Copy down all of the data underneath, exactly as shown.

Dataset records:
========

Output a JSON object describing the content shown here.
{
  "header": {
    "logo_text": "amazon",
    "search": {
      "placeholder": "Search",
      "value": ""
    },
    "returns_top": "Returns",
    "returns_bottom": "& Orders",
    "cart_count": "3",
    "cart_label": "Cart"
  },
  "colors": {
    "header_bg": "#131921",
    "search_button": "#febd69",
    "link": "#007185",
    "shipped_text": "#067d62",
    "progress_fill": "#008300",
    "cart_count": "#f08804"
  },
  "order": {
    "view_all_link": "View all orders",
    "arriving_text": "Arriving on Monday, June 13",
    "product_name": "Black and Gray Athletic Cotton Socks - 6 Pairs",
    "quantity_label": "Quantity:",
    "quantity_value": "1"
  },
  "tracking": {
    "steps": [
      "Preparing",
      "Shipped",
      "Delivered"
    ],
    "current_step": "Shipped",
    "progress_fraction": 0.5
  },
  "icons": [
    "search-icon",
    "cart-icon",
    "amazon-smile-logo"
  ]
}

========

• WORKED ANSWER:
Output a JSON object describing the content shown here.
{
  "header": {
    "logo_text": "amazon",
    "search": {
      "placeholder": "Search",
      "value": ""
    },
    "returns_top": "Returns",
    "returns_bottom": "& Orders",
    "cart_count": "3",
    "cart_label": "Cart"
  },
  "colors": {
    "header_bg": "#131921",
    "search_button": "#febd69",
    "link": "#007185",
    "shipped_text": "#067d62",
    "progress_fill": "#008300",
    "cart_count": "#f08804"
  },
  "order": {
    "view_all_link": "View all orders",
    "arriving_text": "Arriving on Monday, June 13",
    "product_name": "Black and Gray Athletic Cotton Socks - 6 Pairs",
    "quantity_label": "Quantity:",
    "quantity_value": "1"
  },
  "tracking": {
    "steps": [
      "Preparing",
      "Shipped",
      "Delivered"
    ],
    "current_step": "Shipped",
    "progress_fraction": 0.5
  },
  "icons": [
    "search-icon",
    "cart-icon",
    "amazon-smile-logo"
  ]
}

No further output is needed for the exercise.